### Directions for this task
Make an exact copy of the listing below.
=======
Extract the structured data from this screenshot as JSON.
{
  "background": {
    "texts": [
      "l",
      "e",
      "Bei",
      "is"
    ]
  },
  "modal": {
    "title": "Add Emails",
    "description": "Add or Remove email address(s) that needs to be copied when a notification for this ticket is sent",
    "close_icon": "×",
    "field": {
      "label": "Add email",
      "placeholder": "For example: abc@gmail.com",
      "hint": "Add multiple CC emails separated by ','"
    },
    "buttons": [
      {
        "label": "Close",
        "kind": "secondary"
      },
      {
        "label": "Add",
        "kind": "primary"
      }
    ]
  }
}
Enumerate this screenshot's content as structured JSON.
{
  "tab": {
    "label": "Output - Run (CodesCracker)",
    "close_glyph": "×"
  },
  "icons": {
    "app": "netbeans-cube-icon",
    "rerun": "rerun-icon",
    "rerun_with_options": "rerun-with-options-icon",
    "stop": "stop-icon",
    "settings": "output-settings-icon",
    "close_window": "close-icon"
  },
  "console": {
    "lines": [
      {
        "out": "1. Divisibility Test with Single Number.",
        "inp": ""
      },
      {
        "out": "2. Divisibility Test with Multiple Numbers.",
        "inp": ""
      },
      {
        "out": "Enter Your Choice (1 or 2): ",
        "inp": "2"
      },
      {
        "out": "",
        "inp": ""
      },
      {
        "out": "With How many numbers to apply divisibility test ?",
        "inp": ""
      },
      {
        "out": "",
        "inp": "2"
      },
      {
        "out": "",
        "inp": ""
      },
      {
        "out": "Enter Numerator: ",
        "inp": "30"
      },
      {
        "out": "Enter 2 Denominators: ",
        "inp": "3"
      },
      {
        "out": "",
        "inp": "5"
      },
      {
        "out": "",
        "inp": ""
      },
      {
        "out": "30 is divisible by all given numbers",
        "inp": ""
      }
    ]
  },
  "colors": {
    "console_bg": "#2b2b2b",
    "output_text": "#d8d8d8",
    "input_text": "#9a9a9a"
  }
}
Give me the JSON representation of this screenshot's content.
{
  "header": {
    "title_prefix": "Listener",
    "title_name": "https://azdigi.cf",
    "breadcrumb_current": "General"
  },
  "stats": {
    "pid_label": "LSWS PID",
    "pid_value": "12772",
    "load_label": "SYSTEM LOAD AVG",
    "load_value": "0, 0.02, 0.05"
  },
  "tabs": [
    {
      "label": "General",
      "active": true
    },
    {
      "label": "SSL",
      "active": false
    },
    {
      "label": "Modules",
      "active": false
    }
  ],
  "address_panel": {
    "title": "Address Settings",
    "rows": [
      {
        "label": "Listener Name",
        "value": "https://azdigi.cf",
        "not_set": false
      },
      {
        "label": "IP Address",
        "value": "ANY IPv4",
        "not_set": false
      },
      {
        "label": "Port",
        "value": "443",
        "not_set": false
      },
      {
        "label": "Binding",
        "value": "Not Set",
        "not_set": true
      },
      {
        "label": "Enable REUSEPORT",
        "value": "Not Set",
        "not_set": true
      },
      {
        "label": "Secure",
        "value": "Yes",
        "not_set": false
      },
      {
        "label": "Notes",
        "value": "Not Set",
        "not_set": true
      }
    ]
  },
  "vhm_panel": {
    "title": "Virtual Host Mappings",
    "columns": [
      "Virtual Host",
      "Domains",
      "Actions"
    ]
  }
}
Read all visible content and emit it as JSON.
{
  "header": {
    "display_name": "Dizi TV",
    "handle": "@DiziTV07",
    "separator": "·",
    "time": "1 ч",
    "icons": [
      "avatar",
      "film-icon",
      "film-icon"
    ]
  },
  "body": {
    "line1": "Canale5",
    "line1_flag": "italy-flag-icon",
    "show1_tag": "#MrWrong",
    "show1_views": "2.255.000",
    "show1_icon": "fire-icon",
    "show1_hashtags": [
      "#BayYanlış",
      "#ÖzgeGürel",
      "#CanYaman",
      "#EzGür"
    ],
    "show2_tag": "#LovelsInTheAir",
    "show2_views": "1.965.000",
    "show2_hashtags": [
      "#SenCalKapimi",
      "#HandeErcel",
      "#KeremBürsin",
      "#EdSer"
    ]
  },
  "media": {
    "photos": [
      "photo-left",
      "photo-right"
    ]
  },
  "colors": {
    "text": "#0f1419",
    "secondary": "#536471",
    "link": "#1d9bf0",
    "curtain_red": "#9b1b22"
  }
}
=======
### Complete output
Extract the structured data from this screenshot as JSON.
{
  "background": {
    "texts": [
      "l",
      "e",
      "Bei",
      "is"
    ]
  },
  "modal": {
    "title": "Add Emails",
    "description": "Add or Remove email address(s) that needs to be copied when a notification for this ticket is sent",
    "close_icon": "×",
    "field": {
      "label": "Add email",
      "placeholder": "For example: abc@gmail.com",
      "hint": "Add multiple CC emails separated by ','"
    },
    "buttons": [
      {
        "label": "Close",
        "kind": "secondary"
      },
      {
        "label": "Add",
        "kind": "primary"
      }
    ]
  }
}
Enumerate this screenshot's content as structured JSON.
{
  "tab": {
    "label": "Output - Run (CodesCracker)",
    "close_glyph": "×"
  },
  "icons": {
    "app": "netbeans-cube-icon",
    "rerun": "rerun-icon",
    "rerun_with_options": "rerun-with-options-icon",
    "stop": "stop-icon",
    "settings": "output-settings-icon",
    "close_window": "close-icon"
  },
  "console": {
    "lines": [
      {
        "out": "1. Divisibility Test with Single Number.",
        "inp": ""
      },
      {
        "out": "2. Divisibility Test with Multiple Numbers.",
        "inp": ""
      },
      {
        "out": "Enter Your Choice (1 or 2): ",
        "inp": "2"
      },
      {
        "out": "",
        "inp": ""
      },
      {
        "out": "With How many numbers to apply divisibility test ?",
        "inp": ""
      },
      {
        "out": "",
        "inp": "2"
      },
      {
        "out": "",
        "inp": ""
      },
      {
        "out": "Enter Numerator: ",
        "inp": "30"
      },
      {
        "out": "Enter 2 Denominators: ",
        "inp": "3"
      },
      {
        "out": "",
        "inp": "5"
      },
      {
        "out": "",
        "inp": ""
      },
      {
        "out": "30 is divisible by all given numbers",
        "inp": ""
      }
    ]
  },
  "colors": {
    "console_bg": "#2b2b2b",
    "output_text": "#d8d8d8",
    "input_text": "#9a9a9a"
  }
}
Give me the JSON representation of this screenshot's content.
{
  "header": {
    "title_prefix": "Listener",
    "title_name": "https://azdigi.cf",
    "breadcrumb_current": "General"
  },
  "stats": {
    "pid_label": "LSWS PID",
    "pid_value": "12772",
    "load_label": "SYSTEM LOAD AVG",
    "load_value": "0, 0.02, 0.05"
  },
  "tabs": [
    {
      "label": "General",
      "active": true
    },
    {
      "label": "SSL",
      "active": false
    },
    {
      "label": "Modules",
      "active": false
    }
  ],
  "address_panel": {
    "title": "Address Settings",
    "rows": [
      {
        "label": "Listener Name",
        "value": "https://azdigi.cf",
        "not_set": false
      },
      {
        "label": "IP Address",
        "value": "ANY IPv4",
        "not_set": false
      },
      {
        "label": "Port",
        "value": "443",
        "not_set": false
      },
      {
        "label": "Binding",
        "value": "Not Set",
        "not_set": true
      },
      {
        "label": "Enable REUSEPORT",
        "value": "Not Set",
        "not_set": true
      },
      {
        "label": "Secure",
        "value": "Yes",
        "not_set": false
      },
      {
        "label": "Notes",
        "value": "Not Set",
        "not_set": true
      }
    ]
  },
  "vhm_panel": {
    "title": "Virtual Host Mappings",
    "columns": [
      "Virtual Host",
      "Domains",
      "Actions"
    ]
  }
}
Read all visible content and emit it as JSON.
{
  "header": {
    "display_name": "Dizi TV",
    "handle": "@DiziTV07",
    "separator": "·",
    "time": "1 ч",
    "icons": [
      "avatar",
      "film-icon",
      "film-icon"
    ]
  },
  "body": {
    "line1": "Canale5",
    "line1_flag": "italy-flag-icon",
    "show1_tag": "#MrWrong",
    "show1_views": "2.255.000",
    "show1_icon": "fire-icon",
    "show1_hashtags": [
      "#BayYanlış",
      "#ÖzgeGürel",
      "#CanYaman",
      "#EzGür"
    ],
    "show2_tag": "#LovelsInTheAir",
    "show2_views": "1.965.000",
    "show2_hashtags": [
      "#SenCalKapimi",
      "#HandeErcel",
      "#KeremBürsin",
      "#EdSer"
    ]
  },
  "media": {
    "photos": [
      "photo-left",
      "photo-right"
    ]
  },
  "colors": {
    "text": "#0f1419",
    "secondary": "#536471",
    "link": "#1d9bf0",
    "curtain_red": "#9b1b22"
  }
}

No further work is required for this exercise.